◆ TASK PROMPT
Transcribe the records exactly. Pictures do not belong in the transcription.

=====

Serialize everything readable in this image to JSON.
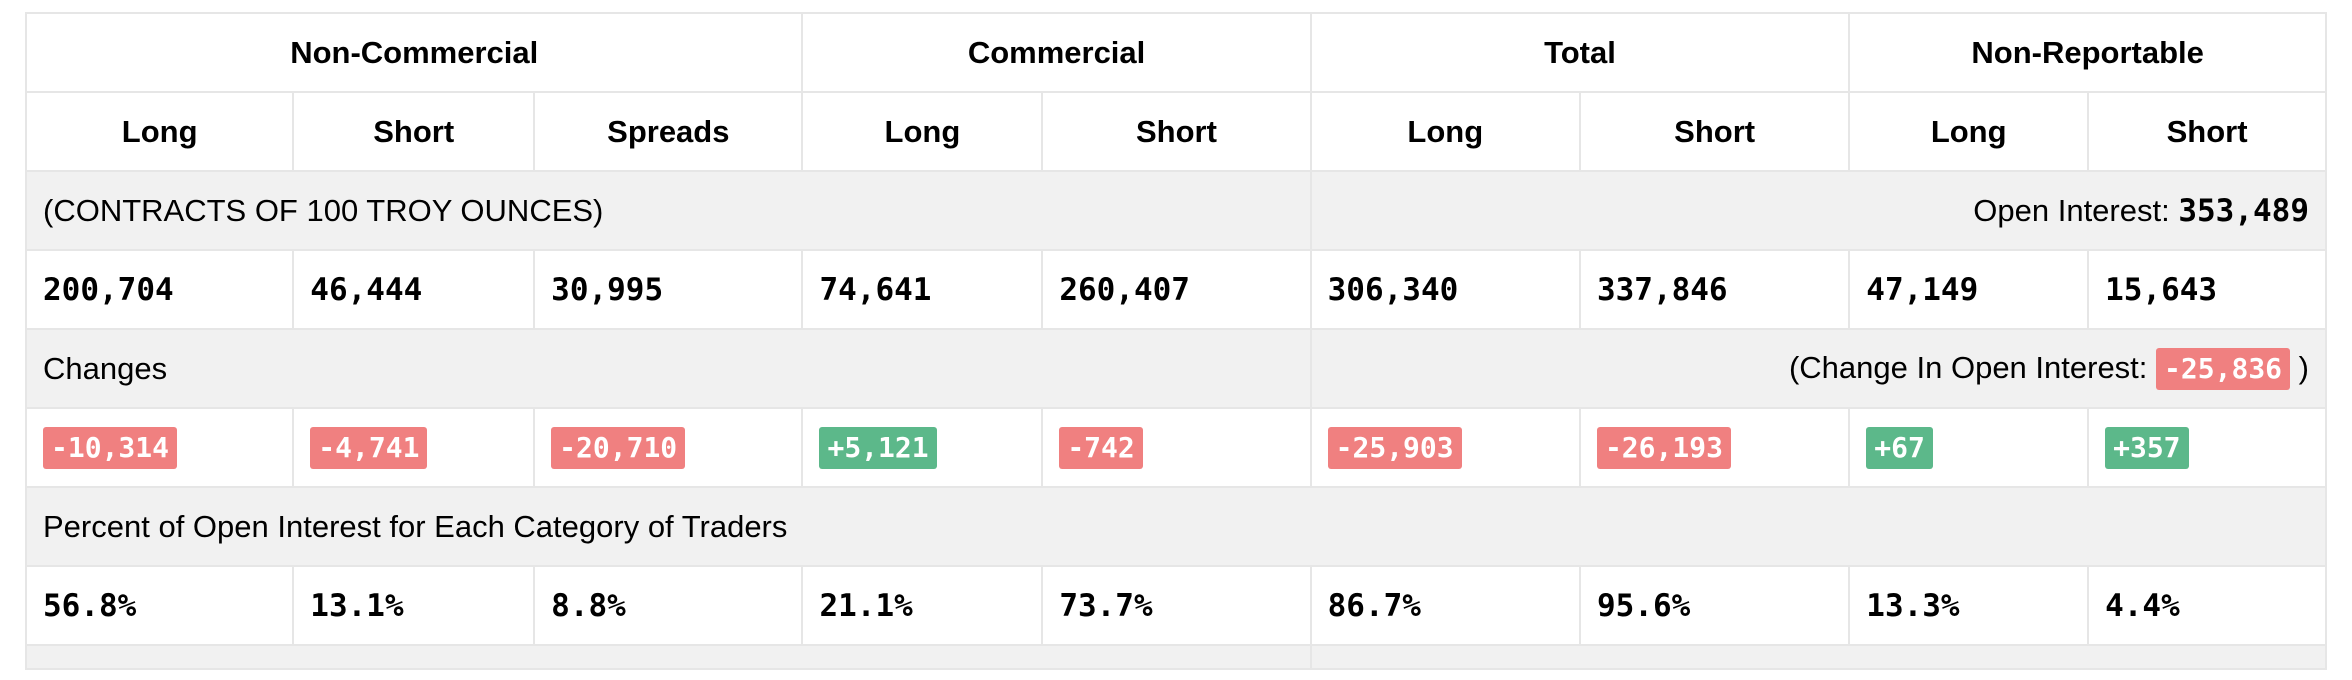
{
  "headers": {
    "groups": [
      "Non-Commercial",
      "Commercial",
      "Total",
      "Non-Reportable"
    ],
    "sub": [
      "Long",
      "Short",
      "Spreads",
      "Long",
      "Short",
      "Long",
      "Short",
      "Long",
      "Short"
    ]
  },
  "units_row": {
    "label": "(CONTRACTS OF 100 TROY OUNCES)",
    "oi_label": "Open Interest:",
    "oi_value": "353,489"
  },
  "positions": [
    "200,704",
    "46,444",
    "30,995",
    "74,641",
    "260,407",
    "306,340",
    "337,846",
    "47,149",
    "15,643"
  ],
  "changes_row": {
    "label": "Changes",
    "oi_prefix": "(Change In Open Interest:",
    "oi_value": "-25,836",
    "oi_suffix": ")"
  },
  "changes": [
    "-10,314",
    "-4,741",
    "-20,710",
    "+5,121",
    "-742",
    "-25,903",
    "-26,193",
    "+67",
    "+357"
  ],
  "colors": {
    "negative": "#f08080",
    "positive": "#5cb88a",
    "grey_row": "#f1f1f1",
    "border": "#e6e6e6"
  },
  "percent_row": {
    "label": "Percent of Open Interest for Each Category of Traders"
  },
  "percents": [
    "56.8%",
    "13.1%",
    "8.8%",
    "21.1%",
    "73.7%",
    "86.7%",
    "95.6%",
    "13.3%",
    "4.4%"
  ]
}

=====

◆ OUTPUT OF THE EXERCISE
Serialize everything readable in this image to JSON.
{
  "headers": {
    "groups": [
      "Non-Commercial",
      "Commercial",
      "Total",
      "Non-Reportable"
    ],
    "sub": [
      "Long",
      "Short",
      "Spreads",
      "Long",
      "Short",
      "Long",
      "Short",
      "Long",
      "Short"
    ]
  },
  "units_row": {
    "label": "(CONTRACTS OF 100 TROY OUNCES)",
    "oi_label": "Open Interest:",
    "oi_value": "353,489"
  },
  "positions": [
    "200,704",
    "46,444",
    "30,995",
    "74,641",
    "260,407",
    "306,340",
    "337,846",
    "47,149",
    "15,643"
  ],
  "changes_row": {
    "label": "Changes",
    "oi_prefix": "(Change In Open Interest:",
    "oi_value": "-25,836",
    "oi_suffix": ")"
  },
  "changes": [
    "-10,314",
    "-4,741",
    "-20,710",
    "+5,121",
    "-742",
    "-25,903",
    "-26,193",
    "+67",
    "+357"
  ],
  "colors": {
    "negative": "#f08080",
    "positive": "#5cb88a",
    "grey_row": "#f1f1f1",
    "border": "#e6e6e6"
  },
  "percent_row": {
    "label": "Percent of Open Interest for Each Category of Traders"
  },
  "percents": [
    "56.8%",
    "13.1%",
    "8.8%",
    "21.1%",
    "73.7%",
    "86.7%",
    "95.6%",
    "13.3%",
    "4.4%"
  ]
}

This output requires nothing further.